Dataset rows about figures
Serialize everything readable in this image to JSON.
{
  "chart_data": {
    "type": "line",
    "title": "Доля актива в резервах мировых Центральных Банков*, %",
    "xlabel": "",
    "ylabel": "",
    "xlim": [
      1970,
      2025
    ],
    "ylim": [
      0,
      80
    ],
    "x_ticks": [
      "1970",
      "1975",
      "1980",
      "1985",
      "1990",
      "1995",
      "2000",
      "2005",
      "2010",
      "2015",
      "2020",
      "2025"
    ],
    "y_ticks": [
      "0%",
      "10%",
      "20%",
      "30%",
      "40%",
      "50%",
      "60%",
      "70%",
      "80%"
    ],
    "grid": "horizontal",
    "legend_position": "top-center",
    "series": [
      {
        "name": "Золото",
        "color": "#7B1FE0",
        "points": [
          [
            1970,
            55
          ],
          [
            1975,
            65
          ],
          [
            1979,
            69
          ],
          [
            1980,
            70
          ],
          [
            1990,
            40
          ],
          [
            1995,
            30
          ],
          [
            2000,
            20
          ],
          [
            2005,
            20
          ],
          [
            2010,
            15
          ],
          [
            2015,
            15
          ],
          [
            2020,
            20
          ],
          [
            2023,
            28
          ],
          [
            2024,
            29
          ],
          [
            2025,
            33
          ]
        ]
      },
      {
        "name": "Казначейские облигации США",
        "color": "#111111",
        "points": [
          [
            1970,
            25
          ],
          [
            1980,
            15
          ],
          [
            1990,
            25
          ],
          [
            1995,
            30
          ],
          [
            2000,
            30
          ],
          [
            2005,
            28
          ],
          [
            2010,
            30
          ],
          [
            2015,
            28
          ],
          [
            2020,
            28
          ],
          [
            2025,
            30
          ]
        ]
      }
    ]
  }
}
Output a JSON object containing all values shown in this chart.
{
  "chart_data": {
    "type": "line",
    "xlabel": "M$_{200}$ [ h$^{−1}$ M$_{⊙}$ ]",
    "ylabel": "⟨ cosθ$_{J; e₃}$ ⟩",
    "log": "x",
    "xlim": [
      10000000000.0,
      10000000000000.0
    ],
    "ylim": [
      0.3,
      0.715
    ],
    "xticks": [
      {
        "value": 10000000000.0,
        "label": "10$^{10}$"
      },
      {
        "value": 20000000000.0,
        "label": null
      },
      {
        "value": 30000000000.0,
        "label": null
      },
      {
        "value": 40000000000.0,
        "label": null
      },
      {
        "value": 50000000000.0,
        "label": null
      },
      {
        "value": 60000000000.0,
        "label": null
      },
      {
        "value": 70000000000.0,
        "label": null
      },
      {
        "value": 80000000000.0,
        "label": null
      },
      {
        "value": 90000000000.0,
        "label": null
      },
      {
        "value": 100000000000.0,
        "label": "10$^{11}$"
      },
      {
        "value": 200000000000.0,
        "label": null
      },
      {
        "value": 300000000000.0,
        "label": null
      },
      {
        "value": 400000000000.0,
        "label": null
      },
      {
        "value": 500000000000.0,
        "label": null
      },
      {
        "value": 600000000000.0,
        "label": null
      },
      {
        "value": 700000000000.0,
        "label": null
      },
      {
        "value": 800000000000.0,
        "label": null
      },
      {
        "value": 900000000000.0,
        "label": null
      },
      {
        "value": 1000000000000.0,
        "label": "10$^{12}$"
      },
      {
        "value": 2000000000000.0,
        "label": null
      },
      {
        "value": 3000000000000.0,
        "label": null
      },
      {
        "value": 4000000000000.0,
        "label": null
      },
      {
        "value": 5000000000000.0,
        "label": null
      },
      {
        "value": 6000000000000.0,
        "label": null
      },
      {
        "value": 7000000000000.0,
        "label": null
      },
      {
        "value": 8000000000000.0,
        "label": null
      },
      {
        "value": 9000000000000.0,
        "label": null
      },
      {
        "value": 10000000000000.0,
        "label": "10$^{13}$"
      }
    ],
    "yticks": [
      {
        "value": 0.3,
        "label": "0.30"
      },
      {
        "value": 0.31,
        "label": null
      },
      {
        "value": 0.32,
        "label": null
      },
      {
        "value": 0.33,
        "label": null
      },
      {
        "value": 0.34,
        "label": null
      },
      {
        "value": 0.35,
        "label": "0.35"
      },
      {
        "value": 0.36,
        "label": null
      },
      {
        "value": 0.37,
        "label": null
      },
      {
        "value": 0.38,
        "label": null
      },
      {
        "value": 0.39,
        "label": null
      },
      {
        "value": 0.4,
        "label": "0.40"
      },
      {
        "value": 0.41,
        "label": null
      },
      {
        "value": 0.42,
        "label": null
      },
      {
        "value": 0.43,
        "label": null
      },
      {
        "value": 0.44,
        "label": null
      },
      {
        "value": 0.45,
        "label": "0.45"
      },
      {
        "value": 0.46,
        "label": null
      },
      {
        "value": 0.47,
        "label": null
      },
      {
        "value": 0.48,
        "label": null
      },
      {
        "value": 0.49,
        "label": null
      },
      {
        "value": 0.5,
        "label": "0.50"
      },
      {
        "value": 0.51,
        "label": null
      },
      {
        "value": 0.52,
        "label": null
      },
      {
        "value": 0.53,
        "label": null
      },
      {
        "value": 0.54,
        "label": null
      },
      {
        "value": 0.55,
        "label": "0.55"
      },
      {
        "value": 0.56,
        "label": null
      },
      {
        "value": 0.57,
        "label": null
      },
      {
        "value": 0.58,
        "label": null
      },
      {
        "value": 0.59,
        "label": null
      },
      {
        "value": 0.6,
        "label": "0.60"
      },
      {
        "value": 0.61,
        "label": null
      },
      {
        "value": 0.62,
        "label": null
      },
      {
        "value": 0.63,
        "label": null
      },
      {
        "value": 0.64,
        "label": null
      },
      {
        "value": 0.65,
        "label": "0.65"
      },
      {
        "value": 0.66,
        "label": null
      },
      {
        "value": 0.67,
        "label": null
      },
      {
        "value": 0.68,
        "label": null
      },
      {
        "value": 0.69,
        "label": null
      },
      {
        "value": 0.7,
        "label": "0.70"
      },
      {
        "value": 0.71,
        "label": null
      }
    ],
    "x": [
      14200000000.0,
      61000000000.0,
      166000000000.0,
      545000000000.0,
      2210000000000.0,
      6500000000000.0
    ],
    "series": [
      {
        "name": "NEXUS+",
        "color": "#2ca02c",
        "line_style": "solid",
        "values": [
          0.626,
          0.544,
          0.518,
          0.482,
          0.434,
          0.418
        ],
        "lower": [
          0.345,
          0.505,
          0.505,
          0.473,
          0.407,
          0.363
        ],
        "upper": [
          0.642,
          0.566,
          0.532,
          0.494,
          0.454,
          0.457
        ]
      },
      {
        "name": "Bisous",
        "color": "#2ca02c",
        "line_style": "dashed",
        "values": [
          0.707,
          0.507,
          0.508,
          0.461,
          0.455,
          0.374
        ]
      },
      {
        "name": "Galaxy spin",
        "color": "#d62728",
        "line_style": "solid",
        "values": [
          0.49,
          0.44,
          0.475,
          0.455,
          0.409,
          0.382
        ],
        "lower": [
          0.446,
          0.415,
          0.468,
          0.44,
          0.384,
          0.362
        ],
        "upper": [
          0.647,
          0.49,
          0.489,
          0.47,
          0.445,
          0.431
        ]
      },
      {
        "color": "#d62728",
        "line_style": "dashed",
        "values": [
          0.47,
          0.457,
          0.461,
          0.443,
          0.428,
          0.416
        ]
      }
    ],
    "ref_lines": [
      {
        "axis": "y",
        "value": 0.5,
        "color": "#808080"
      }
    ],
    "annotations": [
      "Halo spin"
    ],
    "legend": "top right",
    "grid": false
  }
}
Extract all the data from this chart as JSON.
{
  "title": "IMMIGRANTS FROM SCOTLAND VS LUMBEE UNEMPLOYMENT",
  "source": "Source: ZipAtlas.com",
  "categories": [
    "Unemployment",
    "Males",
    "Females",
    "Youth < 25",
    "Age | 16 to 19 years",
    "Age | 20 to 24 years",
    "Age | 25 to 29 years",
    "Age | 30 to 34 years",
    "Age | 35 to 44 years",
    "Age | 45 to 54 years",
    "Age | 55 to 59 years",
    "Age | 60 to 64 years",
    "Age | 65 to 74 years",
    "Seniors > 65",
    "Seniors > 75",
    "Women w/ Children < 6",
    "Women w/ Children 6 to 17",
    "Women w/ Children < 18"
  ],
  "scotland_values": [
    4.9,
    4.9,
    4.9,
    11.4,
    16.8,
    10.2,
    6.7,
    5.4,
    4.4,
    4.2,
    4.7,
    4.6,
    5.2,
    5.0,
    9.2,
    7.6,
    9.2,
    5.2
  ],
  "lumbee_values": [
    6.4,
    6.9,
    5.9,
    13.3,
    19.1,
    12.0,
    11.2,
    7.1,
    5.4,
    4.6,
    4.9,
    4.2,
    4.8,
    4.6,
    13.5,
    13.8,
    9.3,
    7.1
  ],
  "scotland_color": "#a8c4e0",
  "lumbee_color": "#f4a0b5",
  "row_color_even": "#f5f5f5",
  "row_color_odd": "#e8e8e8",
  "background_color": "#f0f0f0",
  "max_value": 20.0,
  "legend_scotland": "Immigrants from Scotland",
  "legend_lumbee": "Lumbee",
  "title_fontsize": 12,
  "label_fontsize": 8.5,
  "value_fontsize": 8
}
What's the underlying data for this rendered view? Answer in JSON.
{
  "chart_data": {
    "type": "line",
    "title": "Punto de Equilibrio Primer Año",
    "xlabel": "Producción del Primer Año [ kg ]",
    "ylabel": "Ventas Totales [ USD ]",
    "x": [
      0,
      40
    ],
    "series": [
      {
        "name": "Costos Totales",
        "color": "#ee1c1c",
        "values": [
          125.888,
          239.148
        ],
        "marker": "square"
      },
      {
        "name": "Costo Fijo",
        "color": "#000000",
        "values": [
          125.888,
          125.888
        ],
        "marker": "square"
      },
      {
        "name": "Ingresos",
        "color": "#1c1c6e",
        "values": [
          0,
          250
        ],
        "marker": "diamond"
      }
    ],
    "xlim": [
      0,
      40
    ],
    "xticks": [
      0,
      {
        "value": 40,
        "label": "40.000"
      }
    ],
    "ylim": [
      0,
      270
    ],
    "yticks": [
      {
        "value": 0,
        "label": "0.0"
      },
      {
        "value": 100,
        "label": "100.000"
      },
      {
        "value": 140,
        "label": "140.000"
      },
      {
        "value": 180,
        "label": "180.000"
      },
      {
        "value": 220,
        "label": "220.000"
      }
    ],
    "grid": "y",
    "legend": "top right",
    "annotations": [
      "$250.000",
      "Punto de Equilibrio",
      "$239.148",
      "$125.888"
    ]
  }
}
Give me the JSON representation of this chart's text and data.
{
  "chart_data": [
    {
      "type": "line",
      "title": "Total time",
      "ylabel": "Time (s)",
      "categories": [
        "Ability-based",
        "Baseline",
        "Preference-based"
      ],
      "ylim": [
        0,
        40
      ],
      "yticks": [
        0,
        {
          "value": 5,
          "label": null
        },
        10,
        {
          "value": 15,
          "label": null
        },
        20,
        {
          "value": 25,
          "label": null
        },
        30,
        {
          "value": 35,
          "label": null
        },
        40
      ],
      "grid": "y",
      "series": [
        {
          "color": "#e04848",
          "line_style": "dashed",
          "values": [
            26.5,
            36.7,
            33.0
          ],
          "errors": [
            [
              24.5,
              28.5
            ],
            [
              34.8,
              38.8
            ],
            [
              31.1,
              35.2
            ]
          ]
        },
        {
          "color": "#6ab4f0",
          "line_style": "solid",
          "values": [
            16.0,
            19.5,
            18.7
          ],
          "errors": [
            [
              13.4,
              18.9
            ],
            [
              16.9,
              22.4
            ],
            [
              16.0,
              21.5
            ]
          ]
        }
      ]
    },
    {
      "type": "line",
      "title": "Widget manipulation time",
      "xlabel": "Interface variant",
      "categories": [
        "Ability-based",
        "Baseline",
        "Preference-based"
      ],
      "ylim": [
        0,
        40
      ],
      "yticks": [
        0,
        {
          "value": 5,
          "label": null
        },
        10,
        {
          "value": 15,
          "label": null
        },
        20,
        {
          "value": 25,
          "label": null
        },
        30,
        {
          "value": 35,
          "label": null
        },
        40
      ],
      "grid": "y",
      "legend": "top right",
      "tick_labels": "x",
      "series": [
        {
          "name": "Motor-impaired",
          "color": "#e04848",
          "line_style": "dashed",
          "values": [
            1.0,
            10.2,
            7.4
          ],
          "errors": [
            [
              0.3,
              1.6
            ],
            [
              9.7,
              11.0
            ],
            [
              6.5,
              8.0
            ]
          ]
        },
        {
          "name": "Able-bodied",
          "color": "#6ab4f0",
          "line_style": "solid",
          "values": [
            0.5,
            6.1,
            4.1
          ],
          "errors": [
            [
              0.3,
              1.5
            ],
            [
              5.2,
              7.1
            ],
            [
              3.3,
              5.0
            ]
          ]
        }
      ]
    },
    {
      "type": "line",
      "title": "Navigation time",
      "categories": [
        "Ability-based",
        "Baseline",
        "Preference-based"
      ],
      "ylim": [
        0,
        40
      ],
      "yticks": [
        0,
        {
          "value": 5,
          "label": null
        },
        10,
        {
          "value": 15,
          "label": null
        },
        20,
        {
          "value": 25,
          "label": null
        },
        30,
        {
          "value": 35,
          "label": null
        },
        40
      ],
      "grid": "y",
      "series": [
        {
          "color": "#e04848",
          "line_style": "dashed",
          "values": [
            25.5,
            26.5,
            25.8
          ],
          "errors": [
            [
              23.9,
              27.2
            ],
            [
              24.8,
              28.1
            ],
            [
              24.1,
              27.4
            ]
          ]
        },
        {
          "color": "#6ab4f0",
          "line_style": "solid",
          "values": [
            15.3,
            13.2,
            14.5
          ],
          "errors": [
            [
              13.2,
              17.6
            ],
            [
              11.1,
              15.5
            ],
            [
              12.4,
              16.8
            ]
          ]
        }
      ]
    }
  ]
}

Objective | Going through the records above, state how many lines carry "this", with no other text.

Answer below | 5